GIVEN REQUEST ▸ Skip the pictures and repeat each line of the data exactly.
───── MATERIAL FOR THE TASK
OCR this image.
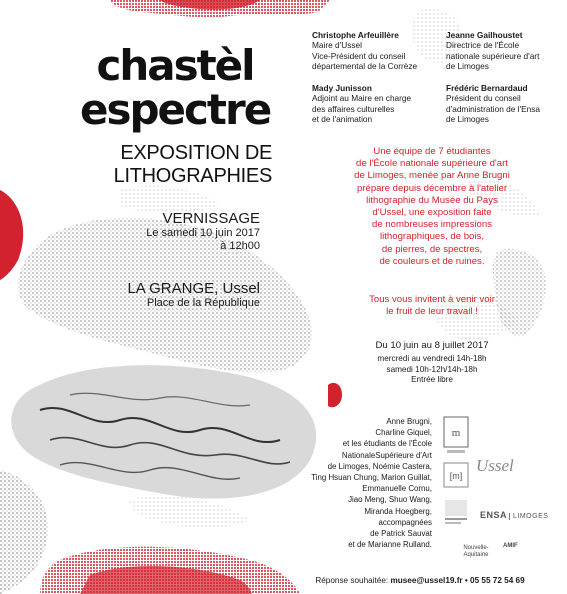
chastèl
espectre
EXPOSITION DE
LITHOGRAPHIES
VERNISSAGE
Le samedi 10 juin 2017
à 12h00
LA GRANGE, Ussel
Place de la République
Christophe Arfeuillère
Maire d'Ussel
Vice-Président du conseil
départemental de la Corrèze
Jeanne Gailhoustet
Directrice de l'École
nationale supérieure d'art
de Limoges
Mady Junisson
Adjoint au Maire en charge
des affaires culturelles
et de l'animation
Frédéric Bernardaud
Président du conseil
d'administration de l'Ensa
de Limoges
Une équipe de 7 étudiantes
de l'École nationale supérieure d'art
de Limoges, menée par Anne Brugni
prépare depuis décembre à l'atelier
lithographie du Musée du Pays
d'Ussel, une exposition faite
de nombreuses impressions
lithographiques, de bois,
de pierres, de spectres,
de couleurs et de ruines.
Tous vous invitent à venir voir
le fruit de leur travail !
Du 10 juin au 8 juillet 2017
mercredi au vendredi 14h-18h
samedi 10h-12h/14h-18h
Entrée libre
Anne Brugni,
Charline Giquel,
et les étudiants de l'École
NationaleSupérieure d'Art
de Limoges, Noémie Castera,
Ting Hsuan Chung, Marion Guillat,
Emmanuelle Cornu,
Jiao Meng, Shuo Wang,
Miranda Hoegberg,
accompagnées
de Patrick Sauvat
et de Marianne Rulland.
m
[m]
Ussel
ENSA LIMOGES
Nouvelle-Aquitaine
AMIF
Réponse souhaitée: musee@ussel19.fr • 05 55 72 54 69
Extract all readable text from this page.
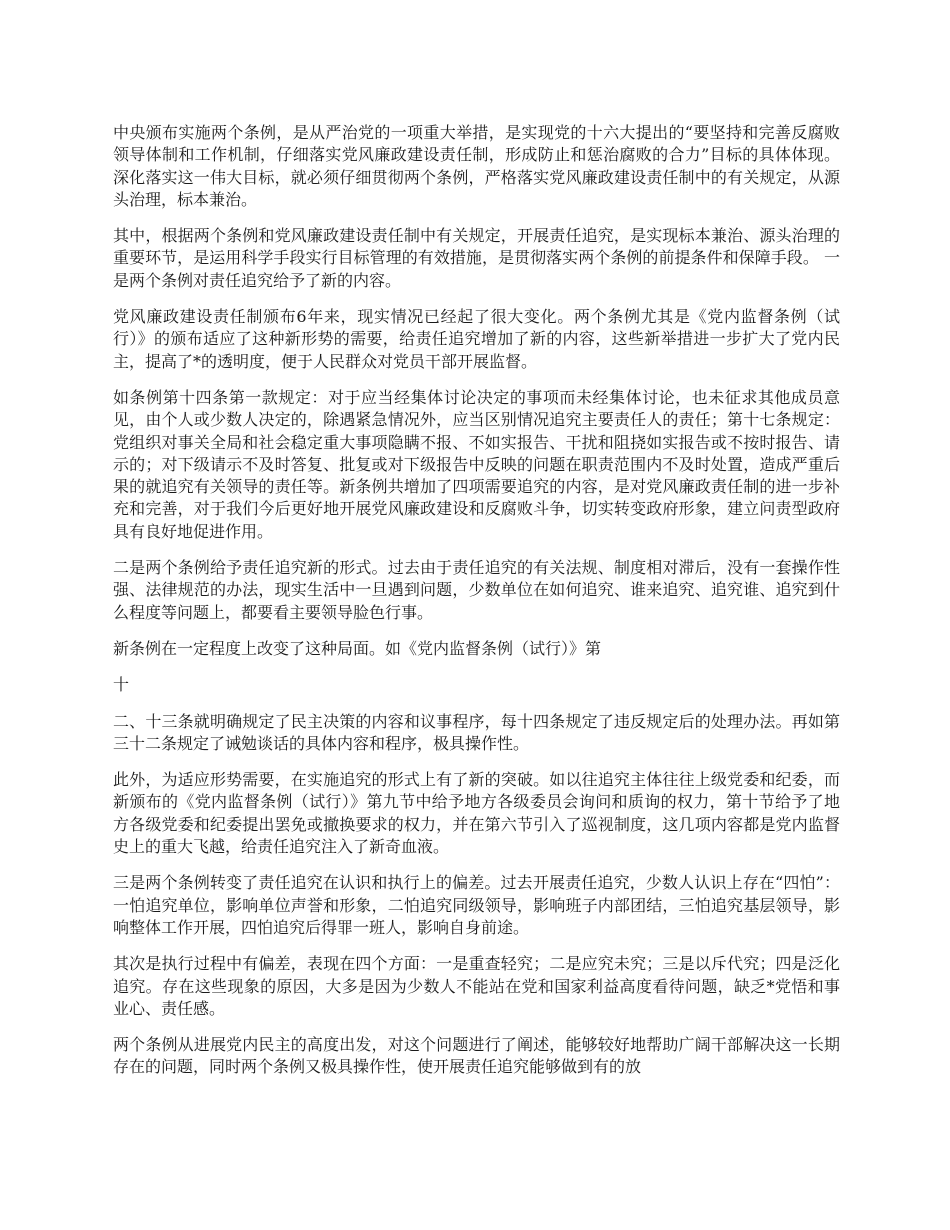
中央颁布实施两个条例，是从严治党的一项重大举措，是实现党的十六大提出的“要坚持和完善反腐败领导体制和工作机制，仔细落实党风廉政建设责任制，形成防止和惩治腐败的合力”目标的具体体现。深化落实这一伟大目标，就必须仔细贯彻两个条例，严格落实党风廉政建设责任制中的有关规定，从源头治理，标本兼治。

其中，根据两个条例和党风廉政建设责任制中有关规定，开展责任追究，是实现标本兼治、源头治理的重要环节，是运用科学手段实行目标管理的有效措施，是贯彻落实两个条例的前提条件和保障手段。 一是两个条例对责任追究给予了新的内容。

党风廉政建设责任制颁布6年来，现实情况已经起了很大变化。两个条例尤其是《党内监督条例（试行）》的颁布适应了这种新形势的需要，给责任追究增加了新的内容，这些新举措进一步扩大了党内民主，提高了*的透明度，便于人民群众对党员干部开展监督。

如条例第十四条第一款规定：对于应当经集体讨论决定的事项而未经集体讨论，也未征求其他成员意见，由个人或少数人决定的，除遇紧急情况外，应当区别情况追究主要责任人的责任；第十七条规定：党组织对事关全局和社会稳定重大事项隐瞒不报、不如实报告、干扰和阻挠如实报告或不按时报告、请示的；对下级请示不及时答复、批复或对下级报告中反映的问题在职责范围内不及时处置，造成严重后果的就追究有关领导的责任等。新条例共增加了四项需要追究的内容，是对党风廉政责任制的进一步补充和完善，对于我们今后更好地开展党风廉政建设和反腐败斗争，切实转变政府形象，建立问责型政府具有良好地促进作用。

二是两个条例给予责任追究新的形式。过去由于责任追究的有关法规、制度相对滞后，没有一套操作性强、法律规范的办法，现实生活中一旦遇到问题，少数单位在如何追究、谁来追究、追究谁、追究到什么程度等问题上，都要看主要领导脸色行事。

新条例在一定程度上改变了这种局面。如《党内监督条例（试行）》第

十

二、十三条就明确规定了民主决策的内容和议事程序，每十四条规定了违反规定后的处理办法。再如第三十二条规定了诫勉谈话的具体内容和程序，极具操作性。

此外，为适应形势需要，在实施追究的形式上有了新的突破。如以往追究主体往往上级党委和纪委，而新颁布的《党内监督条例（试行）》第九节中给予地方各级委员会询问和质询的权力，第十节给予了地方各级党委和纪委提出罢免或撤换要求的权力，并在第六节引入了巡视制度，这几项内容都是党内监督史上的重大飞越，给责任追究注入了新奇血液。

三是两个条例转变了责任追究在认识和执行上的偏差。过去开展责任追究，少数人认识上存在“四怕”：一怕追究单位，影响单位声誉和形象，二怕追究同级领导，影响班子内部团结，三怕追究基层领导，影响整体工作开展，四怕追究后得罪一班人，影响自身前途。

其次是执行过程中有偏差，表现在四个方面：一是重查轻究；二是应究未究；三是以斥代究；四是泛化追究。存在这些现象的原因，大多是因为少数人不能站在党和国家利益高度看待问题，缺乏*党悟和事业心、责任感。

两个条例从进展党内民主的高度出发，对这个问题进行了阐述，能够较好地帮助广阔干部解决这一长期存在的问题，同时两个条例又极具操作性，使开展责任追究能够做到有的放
──────────
FULL ANSWER ▸
OCR this image.
chastèl
espectre
EXPOSITION DE
LITHOGRAPHIES
VERNISSAGE
Le samedi 10 juin 2017
à 12h00
LA GRANGE, Ussel
Place de la République
Christophe Arfeuillère
Maire d'Ussel
Vice-Président du conseil
départemental de la Corrèze
Jeanne Gailhoustet
Directrice de l'École
nationale supérieure d'art
de Limoges
Mady Junisson
Adjoint au Maire en charge
des affaires culturelles
et de l'animation
Frédéric Bernardaud
Président du conseil
d'administration de l'Ensa
de Limoges
Une équipe de 7 étudiantes
de l'École nationale supérieure d'art
de Limoges, menée par Anne Brugni
prépare depuis décembre à l'atelier
lithographie du Musée du Pays
d'Ussel, une exposition faite
de nombreuses impressions
lithographiques, de bois,
de pierres, de spectres,
de couleurs et de ruines.
Tous vous invitent à venir voir
le fruit de leur travail !
Du 10 juin au 8 juillet 2017
mercredi au vendredi 14h-18h
samedi 10h-12h/14h-18h
Entrée libre
Anne Brugni,
Charline Giquel,
et les étudiants de l'École
NationaleSupérieure d'Art
de Limoges, Noémie Castera,
Ting Hsuan Chung, Marion Guillat,
Emmanuelle Cornu,
Jiao Meng, Shuo Wang,
Miranda Hoegberg,
accompagnées
de Patrick Sauvat
et de Marianne Rulland.
m
[m]
Ussel
ENSA LIMOGES
Nouvelle-Aquitaine
AMIF
Réponse souhaitée: musee@ussel19.fr • 05 55 72 54 69
Extract all readable text from this page.
中央颁布实施两个条例，是从严治党的一项重大举措，是实现党的十六大提出的“要坚持和完善反腐败领导体制和工作机制，仔细落实党风廉政建设责任制，形成防止和惩治腐败的合力”目标的具体体现。深化落实这一伟大目标，就必须仔细贯彻两个条例，严格落实党风廉政建设责任制中的有关规定，从源头治理，标本兼治。

其中，根据两个条例和党风廉政建设责任制中有关规定，开展责任追究，是实现标本兼治、源头治理的重要环节，是运用科学手段实行目标管理的有效措施，是贯彻落实两个条例的前提条件和保障手段。 一是两个条例对责任追究给予了新的内容。

党风廉政建设责任制颁布6年来，现实情况已经起了很大变化。两个条例尤其是《党内监督条例（试行）》的颁布适应了这种新形势的需要，给责任追究增加了新的内容，这些新举措进一步扩大了党内民主，提高了*的透明度，便于人民群众对党员干部开展监督。

如条例第十四条第一款规定：对于应当经集体讨论决定的事项而未经集体讨论，也未征求其他成员意见，由个人或少数人决定的，除遇紧急情况外，应当区别情况追究主要责任人的责任；第十七条规定：党组织对事关全局和社会稳定重大事项隐瞒不报、不如实报告、干扰和阻挠如实报告或不按时报告、请示的；对下级请示不及时答复、批复或对下级报告中反映的问题在职责范围内不及时处置，造成严重后果的就追究有关领导的责任等。新条例共增加了四项需要追究的内容，是对党风廉政责任制的进一步补充和完善，对于我们今后更好地开展党风廉政建设和反腐败斗争，切实转变政府形象，建立问责型政府具有良好地促进作用。

二是两个条例给予责任追究新的形式。过去由于责任追究的有关法规、制度相对滞后，没有一套操作性强、法律规范的办法，现实生活中一旦遇到问题，少数单位在如何追究、谁来追究、追究谁、追究到什么程度等问题上，都要看主要领导脸色行事。

新条例在一定程度上改变了这种局面。如《党内监督条例（试行）》第

十

二、十三条就明确规定了民主决策的内容和议事程序，每十四条规定了违反规定后的处理办法。再如第三十二条规定了诫勉谈话的具体内容和程序，极具操作性。

此外，为适应形势需要，在实施追究的形式上有了新的突破。如以往追究主体往往上级党委和纪委，而新颁布的《党内监督条例（试行）》第九节中给予地方各级委员会询问和质询的权力，第十节给予了地方各级党委和纪委提出罢免或撤换要求的权力，并在第六节引入了巡视制度，这几项内容都是党内监督史上的重大飞越，给责任追究注入了新奇血液。

三是两个条例转变了责任追究在认识和执行上的偏差。过去开展责任追究，少数人认识上存在“四怕”：一怕追究单位，影响单位声誉和形象，二怕追究同级领导，影响班子内部团结，三怕追究基层领导，影响整体工作开展，四怕追究后得罪一班人，影响自身前途。

其次是执行过程中有偏差，表现在四个方面：一是重查轻究；二是应究未究；三是以斥代究；四是泛化追究。存在这些现象的原因，大多是因为少数人不能站在党和国家利益高度看待问题，缺乏*党悟和事业心、责任感。

两个条例从进展党内民主的高度出发，对这个问题进行了阐述，能够较好地帮助广阔干部解决这一长期存在的问题，同时两个条例又极具操作性，使开展责任追究能够做到有的放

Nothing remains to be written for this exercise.